▸ Job
Take every line from the listing below that includes "Maschinenbau" and copy it.

Figure record extracts
┌──
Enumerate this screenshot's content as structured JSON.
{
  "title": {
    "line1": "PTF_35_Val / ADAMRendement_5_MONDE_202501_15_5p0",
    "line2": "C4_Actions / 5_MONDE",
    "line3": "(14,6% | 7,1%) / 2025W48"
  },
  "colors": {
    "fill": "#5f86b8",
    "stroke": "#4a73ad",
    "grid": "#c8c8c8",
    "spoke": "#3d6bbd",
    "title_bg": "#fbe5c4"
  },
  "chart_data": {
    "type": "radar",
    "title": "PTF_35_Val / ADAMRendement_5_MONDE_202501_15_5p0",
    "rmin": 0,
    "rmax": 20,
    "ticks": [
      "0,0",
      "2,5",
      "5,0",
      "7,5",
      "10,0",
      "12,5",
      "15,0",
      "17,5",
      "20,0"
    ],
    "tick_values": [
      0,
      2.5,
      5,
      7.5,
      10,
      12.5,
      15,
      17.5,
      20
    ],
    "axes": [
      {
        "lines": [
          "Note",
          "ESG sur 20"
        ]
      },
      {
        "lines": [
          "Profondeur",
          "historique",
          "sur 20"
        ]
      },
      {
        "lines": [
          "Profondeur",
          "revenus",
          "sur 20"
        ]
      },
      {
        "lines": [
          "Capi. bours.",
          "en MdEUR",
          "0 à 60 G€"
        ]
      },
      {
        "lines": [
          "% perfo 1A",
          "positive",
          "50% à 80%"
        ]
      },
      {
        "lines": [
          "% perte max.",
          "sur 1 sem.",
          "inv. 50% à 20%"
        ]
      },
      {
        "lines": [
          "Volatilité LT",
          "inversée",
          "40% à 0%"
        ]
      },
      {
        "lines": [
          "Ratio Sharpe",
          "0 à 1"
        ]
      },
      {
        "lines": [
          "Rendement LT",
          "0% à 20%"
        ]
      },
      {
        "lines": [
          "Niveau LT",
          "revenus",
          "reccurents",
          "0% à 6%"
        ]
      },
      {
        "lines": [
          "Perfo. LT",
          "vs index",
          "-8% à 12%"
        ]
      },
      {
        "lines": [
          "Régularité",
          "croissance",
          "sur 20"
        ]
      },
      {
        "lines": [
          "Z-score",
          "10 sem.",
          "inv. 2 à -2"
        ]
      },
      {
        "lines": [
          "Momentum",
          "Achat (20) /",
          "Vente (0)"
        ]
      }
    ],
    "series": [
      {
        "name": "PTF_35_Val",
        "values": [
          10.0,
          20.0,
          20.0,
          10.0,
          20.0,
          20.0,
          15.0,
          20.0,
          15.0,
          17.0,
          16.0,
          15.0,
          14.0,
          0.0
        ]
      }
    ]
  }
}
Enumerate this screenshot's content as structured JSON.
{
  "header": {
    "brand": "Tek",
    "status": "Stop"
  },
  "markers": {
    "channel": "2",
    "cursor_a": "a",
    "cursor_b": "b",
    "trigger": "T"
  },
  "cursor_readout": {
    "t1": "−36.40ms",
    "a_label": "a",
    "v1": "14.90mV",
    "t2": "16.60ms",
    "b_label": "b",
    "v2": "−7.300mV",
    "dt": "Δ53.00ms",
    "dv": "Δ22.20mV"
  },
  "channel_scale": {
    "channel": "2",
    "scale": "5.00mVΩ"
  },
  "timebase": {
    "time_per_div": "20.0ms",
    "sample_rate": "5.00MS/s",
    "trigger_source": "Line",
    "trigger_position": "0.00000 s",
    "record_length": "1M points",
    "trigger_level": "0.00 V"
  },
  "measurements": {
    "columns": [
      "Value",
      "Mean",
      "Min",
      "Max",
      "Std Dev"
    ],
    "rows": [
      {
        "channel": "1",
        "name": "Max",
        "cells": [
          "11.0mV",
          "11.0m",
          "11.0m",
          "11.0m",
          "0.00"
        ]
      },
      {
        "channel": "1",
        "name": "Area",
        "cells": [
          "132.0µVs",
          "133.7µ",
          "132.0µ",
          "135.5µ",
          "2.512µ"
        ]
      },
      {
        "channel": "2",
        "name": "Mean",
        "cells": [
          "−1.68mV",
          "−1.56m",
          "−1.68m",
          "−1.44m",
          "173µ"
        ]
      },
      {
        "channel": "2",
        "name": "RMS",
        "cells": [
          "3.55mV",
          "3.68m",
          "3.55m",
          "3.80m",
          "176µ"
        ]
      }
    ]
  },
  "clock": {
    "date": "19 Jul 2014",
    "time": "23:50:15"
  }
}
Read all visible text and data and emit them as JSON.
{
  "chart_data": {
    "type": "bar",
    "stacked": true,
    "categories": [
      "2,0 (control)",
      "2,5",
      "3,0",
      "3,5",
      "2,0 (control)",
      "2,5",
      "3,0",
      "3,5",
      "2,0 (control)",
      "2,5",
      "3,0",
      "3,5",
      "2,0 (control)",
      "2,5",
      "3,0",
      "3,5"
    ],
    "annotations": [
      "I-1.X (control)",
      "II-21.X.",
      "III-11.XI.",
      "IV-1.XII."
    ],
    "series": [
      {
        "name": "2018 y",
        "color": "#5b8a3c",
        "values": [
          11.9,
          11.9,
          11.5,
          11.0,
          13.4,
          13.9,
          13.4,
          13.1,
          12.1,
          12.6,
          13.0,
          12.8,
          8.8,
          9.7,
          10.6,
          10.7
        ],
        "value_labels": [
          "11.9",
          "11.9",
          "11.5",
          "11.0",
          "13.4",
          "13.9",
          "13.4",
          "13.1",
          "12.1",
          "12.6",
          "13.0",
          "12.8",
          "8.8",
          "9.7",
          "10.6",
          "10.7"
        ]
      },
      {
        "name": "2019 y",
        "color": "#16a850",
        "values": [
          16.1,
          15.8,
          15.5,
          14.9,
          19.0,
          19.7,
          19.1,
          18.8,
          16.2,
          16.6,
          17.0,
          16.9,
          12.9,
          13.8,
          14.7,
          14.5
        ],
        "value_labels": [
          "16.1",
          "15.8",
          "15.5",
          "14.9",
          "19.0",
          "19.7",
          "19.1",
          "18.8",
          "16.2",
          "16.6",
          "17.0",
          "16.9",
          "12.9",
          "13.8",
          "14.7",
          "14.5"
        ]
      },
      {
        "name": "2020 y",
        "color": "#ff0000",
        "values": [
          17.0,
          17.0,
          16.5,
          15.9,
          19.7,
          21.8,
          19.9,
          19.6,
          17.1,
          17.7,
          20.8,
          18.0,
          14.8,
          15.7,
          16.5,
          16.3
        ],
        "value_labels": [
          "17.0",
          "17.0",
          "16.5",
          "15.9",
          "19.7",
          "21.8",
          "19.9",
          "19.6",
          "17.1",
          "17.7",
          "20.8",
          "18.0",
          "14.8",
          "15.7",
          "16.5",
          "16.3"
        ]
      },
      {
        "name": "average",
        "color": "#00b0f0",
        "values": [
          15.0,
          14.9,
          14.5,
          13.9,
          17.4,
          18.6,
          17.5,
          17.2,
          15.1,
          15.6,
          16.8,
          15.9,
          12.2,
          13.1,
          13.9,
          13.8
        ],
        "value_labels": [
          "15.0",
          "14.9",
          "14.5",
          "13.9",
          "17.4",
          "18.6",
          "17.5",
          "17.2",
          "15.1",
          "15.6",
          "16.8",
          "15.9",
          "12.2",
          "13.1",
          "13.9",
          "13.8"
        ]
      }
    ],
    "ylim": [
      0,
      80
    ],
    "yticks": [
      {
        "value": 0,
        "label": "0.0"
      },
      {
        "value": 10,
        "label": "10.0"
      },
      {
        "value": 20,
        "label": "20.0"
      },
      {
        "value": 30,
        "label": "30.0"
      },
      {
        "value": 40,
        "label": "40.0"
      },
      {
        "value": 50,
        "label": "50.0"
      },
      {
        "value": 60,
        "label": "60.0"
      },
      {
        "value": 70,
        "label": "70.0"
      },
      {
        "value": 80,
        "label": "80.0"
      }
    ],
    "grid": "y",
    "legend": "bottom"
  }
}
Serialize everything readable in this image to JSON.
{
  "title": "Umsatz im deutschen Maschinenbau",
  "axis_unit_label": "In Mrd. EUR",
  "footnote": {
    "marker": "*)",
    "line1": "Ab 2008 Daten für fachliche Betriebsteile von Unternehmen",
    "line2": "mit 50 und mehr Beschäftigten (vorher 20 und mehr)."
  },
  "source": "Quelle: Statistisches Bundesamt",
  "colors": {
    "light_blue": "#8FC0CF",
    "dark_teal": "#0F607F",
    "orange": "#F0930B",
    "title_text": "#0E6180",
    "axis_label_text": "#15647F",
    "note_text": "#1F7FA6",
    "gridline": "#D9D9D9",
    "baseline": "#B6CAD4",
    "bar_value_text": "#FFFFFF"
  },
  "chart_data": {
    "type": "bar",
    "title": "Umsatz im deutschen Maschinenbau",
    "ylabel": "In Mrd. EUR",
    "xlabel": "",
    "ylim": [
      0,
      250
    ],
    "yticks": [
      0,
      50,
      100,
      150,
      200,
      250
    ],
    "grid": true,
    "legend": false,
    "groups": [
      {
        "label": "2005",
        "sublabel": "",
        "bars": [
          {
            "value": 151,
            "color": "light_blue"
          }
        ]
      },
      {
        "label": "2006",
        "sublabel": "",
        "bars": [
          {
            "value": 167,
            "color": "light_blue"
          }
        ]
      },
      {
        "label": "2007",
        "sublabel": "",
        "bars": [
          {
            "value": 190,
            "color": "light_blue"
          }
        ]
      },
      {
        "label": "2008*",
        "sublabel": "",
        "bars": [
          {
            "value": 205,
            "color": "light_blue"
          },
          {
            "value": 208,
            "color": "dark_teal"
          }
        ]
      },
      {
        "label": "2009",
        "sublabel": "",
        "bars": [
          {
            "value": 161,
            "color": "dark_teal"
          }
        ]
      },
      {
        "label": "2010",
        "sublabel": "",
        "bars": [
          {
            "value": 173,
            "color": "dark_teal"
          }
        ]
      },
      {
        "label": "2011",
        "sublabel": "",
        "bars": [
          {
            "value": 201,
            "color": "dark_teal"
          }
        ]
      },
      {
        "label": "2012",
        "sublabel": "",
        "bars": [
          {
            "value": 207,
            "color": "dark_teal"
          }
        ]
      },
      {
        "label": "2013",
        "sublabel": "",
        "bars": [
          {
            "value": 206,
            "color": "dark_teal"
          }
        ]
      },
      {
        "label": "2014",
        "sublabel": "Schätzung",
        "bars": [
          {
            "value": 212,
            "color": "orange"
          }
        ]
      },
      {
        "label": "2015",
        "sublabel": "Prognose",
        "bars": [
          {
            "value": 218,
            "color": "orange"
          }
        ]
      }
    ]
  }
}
└──
▸ Complete output
  "title": "Umsatz im deutschen Maschinenbau",
    "title": "Umsatz im deutschen Maschinenbau",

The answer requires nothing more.